------ Dataset

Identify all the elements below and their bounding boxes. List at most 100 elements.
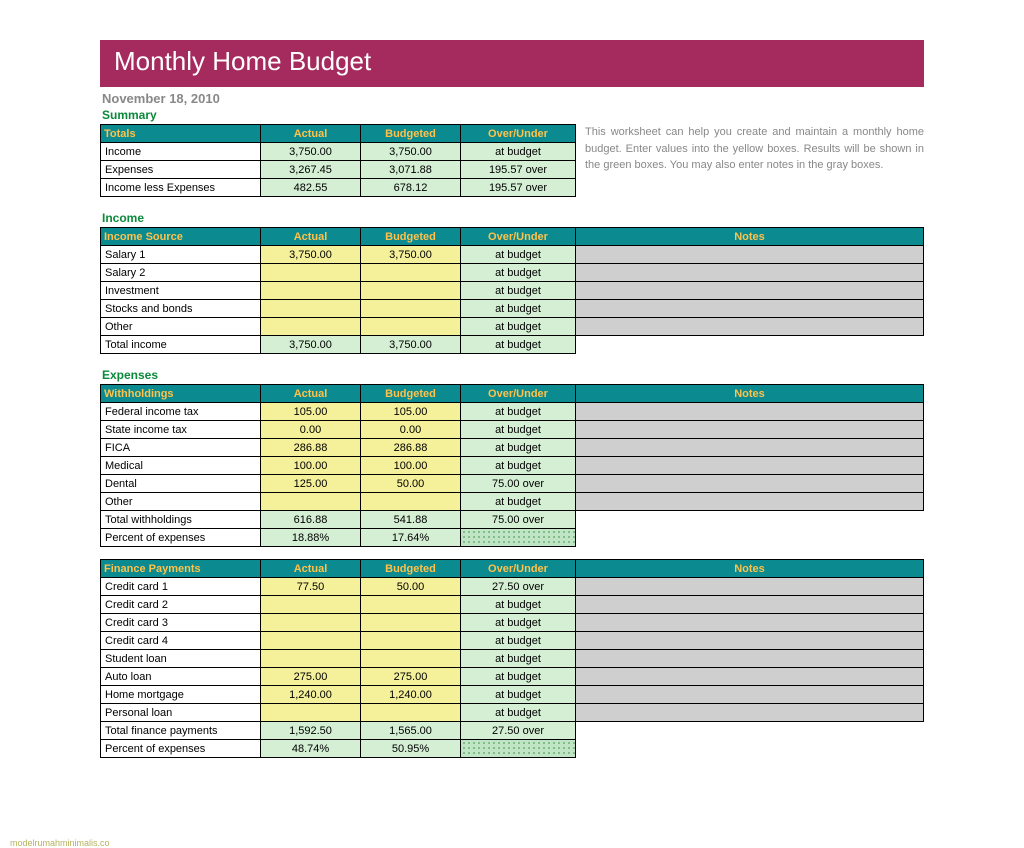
finance-budgeted-input[interactable] (361, 614, 461, 632)
withholdings-actual-input[interactable]: 125.00 (261, 475, 361, 493)
finance-total-over: 27.50 over (461, 722, 576, 740)
finance-total-label: Total finance payments (101, 722, 261, 740)
withholdings-notes-input[interactable] (576, 421, 924, 439)
income-actual-input[interactable] (261, 318, 361, 336)
withholdings-actual-input[interactable] (261, 493, 361, 511)
finance-notes-input[interactable] (576, 632, 924, 650)
income-budgeted-input[interactable] (361, 264, 461, 282)
withholdings-total-over: 75.00 over (461, 511, 576, 529)
finance-budgeted-input[interactable]: 50.00 (361, 578, 461, 596)
income-hdr-budgeted: Budgeted (361, 228, 461, 246)
income-title: Income (102, 211, 924, 225)
finance-budgeted-input[interactable] (361, 704, 461, 722)
withholdings-over: at budget (461, 457, 576, 475)
finance-notes-input[interactable] (576, 704, 924, 722)
summary-title: Summary (102, 108, 924, 122)
withholdings-hdr-overunder: Over/Under (461, 385, 576, 403)
finance-notes-input[interactable] (576, 614, 924, 632)
income-notes-input[interactable] (576, 282, 924, 300)
finance-budgeted-input[interactable] (361, 632, 461, 650)
finance-hdr-overunder: Over/Under (461, 560, 576, 578)
income-label: Other (101, 318, 261, 336)
withholdings-label: Other (101, 493, 261, 511)
finance-label: Student loan (101, 650, 261, 668)
finance-actual-input[interactable] (261, 632, 361, 650)
finance-budgeted-input[interactable] (361, 596, 461, 614)
summary-hdr-actual: Actual (261, 125, 361, 143)
income-budgeted-input[interactable] (361, 282, 461, 300)
page-title: Monthly Home Budget (100, 40, 924, 87)
finance-notes-input[interactable] (576, 578, 924, 596)
finance-actual-input[interactable]: 275.00 (261, 668, 361, 686)
withholdings-budgeted-input[interactable]: 105.00 (361, 403, 461, 421)
income-hdr-notes: Notes (576, 228, 924, 246)
finance-over: at budget (461, 596, 576, 614)
finance-label: Credit card 1 (101, 578, 261, 596)
finance-actual-input[interactable] (261, 650, 361, 668)
income-notes-input[interactable] (576, 318, 924, 336)
withholdings-actual-input[interactable]: 100.00 (261, 457, 361, 475)
income-label: Investment (101, 282, 261, 300)
withholdings-budgeted-input[interactable]: 50.00 (361, 475, 461, 493)
withholdings-budgeted-input[interactable] (361, 493, 461, 511)
finance-over: at budget (461, 650, 576, 668)
withholdings-actual-input[interactable]: 286.88 (261, 439, 361, 457)
income-budgeted-input[interactable]: 3,750.00 (361, 246, 461, 264)
income-actual-input[interactable] (261, 300, 361, 318)
income-total-over: at budget (461, 336, 576, 354)
summary-row-income: Income 3,750.00 3,750.00 at budget (101, 143, 576, 161)
income-actual-input[interactable] (261, 282, 361, 300)
withholdings-label: Medical (101, 457, 261, 475)
withholdings-label: FICA (101, 439, 261, 457)
finance-budgeted-input[interactable]: 1,240.00 (361, 686, 461, 704)
income-budgeted-input[interactable] (361, 318, 461, 336)
finance-table: Finance Payments Actual Budgeted Over/Un… (100, 559, 924, 758)
finance-notes-input[interactable] (576, 668, 924, 686)
income-notes-input[interactable] (576, 264, 924, 282)
withholdings-budgeted-input[interactable]: 100.00 (361, 457, 461, 475)
summary-row-expenses: Expenses 3,267.45 3,071.88 195.57 over (101, 161, 576, 179)
finance-hdr-budgeted: Budgeted (361, 560, 461, 578)
income-actual-input[interactable] (261, 264, 361, 282)
income-table: Income Source Actual Budgeted Over/Under… (100, 227, 924, 354)
finance-notes-input[interactable] (576, 686, 924, 704)
withholdings-notes-input[interactable] (576, 403, 924, 421)
finance-total-budgeted: 1,565.00 (361, 722, 461, 740)
withholdings-percent-budgeted: 17.64% (361, 529, 461, 547)
finance-budgeted-input[interactable] (361, 650, 461, 668)
date-line: November 18, 2010 (102, 91, 924, 106)
withholdings-notes-input[interactable] (576, 493, 924, 511)
withholdings-hdr-notes: Notes (576, 385, 924, 403)
income-total-budgeted: 3,750.00 (361, 336, 461, 354)
withholdings-over: at budget (461, 439, 576, 457)
income-notes-input[interactable] (576, 246, 924, 264)
income-actual-input[interactable]: 3,750.00 (261, 246, 361, 264)
income-budgeted-input[interactable] (361, 300, 461, 318)
income-over: at budget (461, 318, 576, 336)
finance-actual-input[interactable] (261, 614, 361, 632)
withholdings-budgeted-input[interactable]: 286.88 (361, 439, 461, 457)
finance-label: Credit card 4 (101, 632, 261, 650)
income-over: at budget (461, 300, 576, 318)
withholdings-budgeted-input[interactable]: 0.00 (361, 421, 461, 439)
finance-notes-input[interactable] (576, 650, 924, 668)
finance-notes-input[interactable] (576, 596, 924, 614)
withholdings-notes-input[interactable] (576, 457, 924, 475)
income-label: Salary 1 (101, 246, 261, 264)
withholdings-notes-input[interactable] (576, 475, 924, 493)
withholdings-actual-input[interactable]: 0.00 (261, 421, 361, 439)
finance-actual-input[interactable]: 77.50 (261, 578, 361, 596)
finance-actual-input[interactable] (261, 596, 361, 614)
finance-over: 27.50 over (461, 578, 576, 596)
income-hdr-actual: Actual (261, 228, 361, 246)
finance-budgeted-input[interactable]: 275.00 (361, 668, 461, 686)
finance-actual-input[interactable] (261, 704, 361, 722)
withholdings-label: Dental (101, 475, 261, 493)
withholdings-actual-input[interactable]: 105.00 (261, 403, 361, 421)
withholdings-notes-input[interactable] (576, 439, 924, 457)
finance-over: at budget (461, 632, 576, 650)
withholdings-over: at budget (461, 403, 576, 421)
withholdings-percent-over (461, 529, 576, 547)
finance-actual-input[interactable]: 1,240.00 (261, 686, 361, 704)
income-notes-input[interactable] (576, 300, 924, 318)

------------

▸ Your instructions
Return every line of the data above word for word, leaving out the pictures.

▸ Reply
Identify all the elements below and their bounding boxes. List at most 100 elements.
finance-budgeted-input[interactable] (361, 614, 461, 632)
withholdings-actual-input[interactable]: 125.00 (261, 475, 361, 493)
finance-total-over: 27.50 over (461, 722, 576, 740)
finance-total-label: Total finance payments (101, 722, 261, 740)
withholdings-notes-input[interactable] (576, 421, 924, 439)
income-actual-input[interactable] (261, 318, 361, 336)
withholdings-actual-input[interactable] (261, 493, 361, 511)
finance-notes-input[interactable] (576, 632, 924, 650)
income-budgeted-input[interactable] (361, 264, 461, 282)
withholdings-total-over: 75.00 over (461, 511, 576, 529)
finance-budgeted-input[interactable]: 50.00 (361, 578, 461, 596)
income-hdr-budgeted: Budgeted (361, 228, 461, 246)
income-title: Income (102, 211, 924, 225)
finance-budgeted-input[interactable] (361, 704, 461, 722)
withholdings-over: at budget (461, 457, 576, 475)
finance-notes-input[interactable] (576, 704, 924, 722)
summary-title: Summary (102, 108, 924, 122)
withholdings-hdr-overunder: Over/Under (461, 385, 576, 403)
finance-notes-input[interactable] (576, 614, 924, 632)
income-notes-input[interactable] (576, 282, 924, 300)
finance-budgeted-input[interactable] (361, 632, 461, 650)
finance-hdr-overunder: Over/Under (461, 560, 576, 578)
income-label: Other (101, 318, 261, 336)
withholdings-label: Other (101, 493, 261, 511)
finance-label: Student loan (101, 650, 261, 668)
finance-actual-input[interactable] (261, 632, 361, 650)
finance-budgeted-input[interactable] (361, 596, 461, 614)
summary-hdr-actual: Actual (261, 125, 361, 143)
income-budgeted-input[interactable] (361, 282, 461, 300)
page-title: Monthly Home Budget (100, 40, 924, 87)
finance-notes-input[interactable] (576, 578, 924, 596)
finance-actual-input[interactable]: 275.00 (261, 668, 361, 686)
withholdings-budgeted-input[interactable]: 105.00 (361, 403, 461, 421)
income-hdr-notes: Notes (576, 228, 924, 246)
finance-over: at budget (461, 596, 576, 614)
finance-label: Credit card 1 (101, 578, 261, 596)
finance-actual-input[interactable] (261, 650, 361, 668)
income-notes-input[interactable] (576, 318, 924, 336)
withholdings-actual-input[interactable]: 100.00 (261, 457, 361, 475)
income-label: Investment (101, 282, 261, 300)
withholdings-budgeted-input[interactable]: 50.00 (361, 475, 461, 493)
withholdings-budgeted-input[interactable] (361, 493, 461, 511)
finance-over: at budget (461, 650, 576, 668)
withholdings-actual-input[interactable]: 286.88 (261, 439, 361, 457)
income-budgeted-input[interactable]: 3,750.00 (361, 246, 461, 264)
income-actual-input[interactable] (261, 300, 361, 318)
income-total-over: at budget (461, 336, 576, 354)
summary-row-income: Income 3,750.00 3,750.00 at budget (101, 143, 576, 161)
income-actual-input[interactable] (261, 282, 361, 300)
withholdings-label: Medical (101, 457, 261, 475)
withholdings-label: FICA (101, 439, 261, 457)
finance-budgeted-input[interactable]: 1,240.00 (361, 686, 461, 704)
income-budgeted-input[interactable] (361, 318, 461, 336)
finance-table: Finance Payments Actual Budgeted Over/Un… (100, 559, 924, 758)
finance-notes-input[interactable] (576, 668, 924, 686)
income-notes-input[interactable] (576, 264, 924, 282)
withholdings-budgeted-input[interactable]: 100.00 (361, 457, 461, 475)
summary-row-expenses: Expenses 3,267.45 3,071.88 195.57 over (101, 161, 576, 179)
finance-hdr-budgeted: Budgeted (361, 560, 461, 578)
income-actual-input[interactable] (261, 264, 361, 282)
income-table: Income Source Actual Budgeted Over/Under… (100, 227, 924, 354)
finance-notes-input[interactable] (576, 686, 924, 704)
withholdings-notes-input[interactable] (576, 403, 924, 421)
finance-total-budgeted: 1,565.00 (361, 722, 461, 740)
withholdings-percent-budgeted: 17.64% (361, 529, 461, 547)
finance-budgeted-input[interactable] (361, 650, 461, 668)
date-line: November 18, 2010 (102, 91, 924, 106)
withholdings-notes-input[interactable] (576, 493, 924, 511)
withholdings-hdr-notes: Notes (576, 385, 924, 403)
income-total-budgeted: 3,750.00 (361, 336, 461, 354)
withholdings-over: at budget (461, 439, 576, 457)
income-notes-input[interactable] (576, 246, 924, 264)
income-actual-input[interactable]: 3,750.00 (261, 246, 361, 264)
income-budgeted-input[interactable] (361, 300, 461, 318)
income-over: at budget (461, 318, 576, 336)
finance-actual-input[interactable] (261, 614, 361, 632)
withholdings-budgeted-input[interactable]: 286.88 (361, 439, 461, 457)
finance-label: Credit card 4 (101, 632, 261, 650)
income-over: at budget (461, 300, 576, 318)
withholdings-budgeted-input[interactable]: 0.00 (361, 421, 461, 439)
finance-notes-input[interactable] (576, 650, 924, 668)
finance-notes-input[interactable] (576, 596, 924, 614)
withholdings-notes-input[interactable] (576, 457, 924, 475)
income-label: Salary 1 (101, 246, 261, 264)
withholdings-notes-input[interactable] (576, 475, 924, 493)
withholdings-actual-input[interactable]: 0.00 (261, 421, 361, 439)
finance-actual-input[interactable]: 77.50 (261, 578, 361, 596)
finance-actual-input[interactable] (261, 596, 361, 614)
finance-over: 27.50 over (461, 578, 576, 596)
income-hdr-actual: Actual (261, 228, 361, 246)
finance-budgeted-input[interactable]: 275.00 (361, 668, 461, 686)
finance-actual-input[interactable] (261, 704, 361, 722)
withholdings-label: Dental (101, 475, 261, 493)
withholdings-actual-input[interactable]: 105.00 (261, 403, 361, 421)
withholdings-notes-input[interactable] (576, 439, 924, 457)
finance-over: at budget (461, 632, 576, 650)
withholdings-over: at budget (461, 403, 576, 421)
withholdings-percent-over (461, 529, 576, 547)
finance-actual-input[interactable]: 1,240.00 (261, 686, 361, 704)
income-notes-input[interactable] (576, 300, 924, 318)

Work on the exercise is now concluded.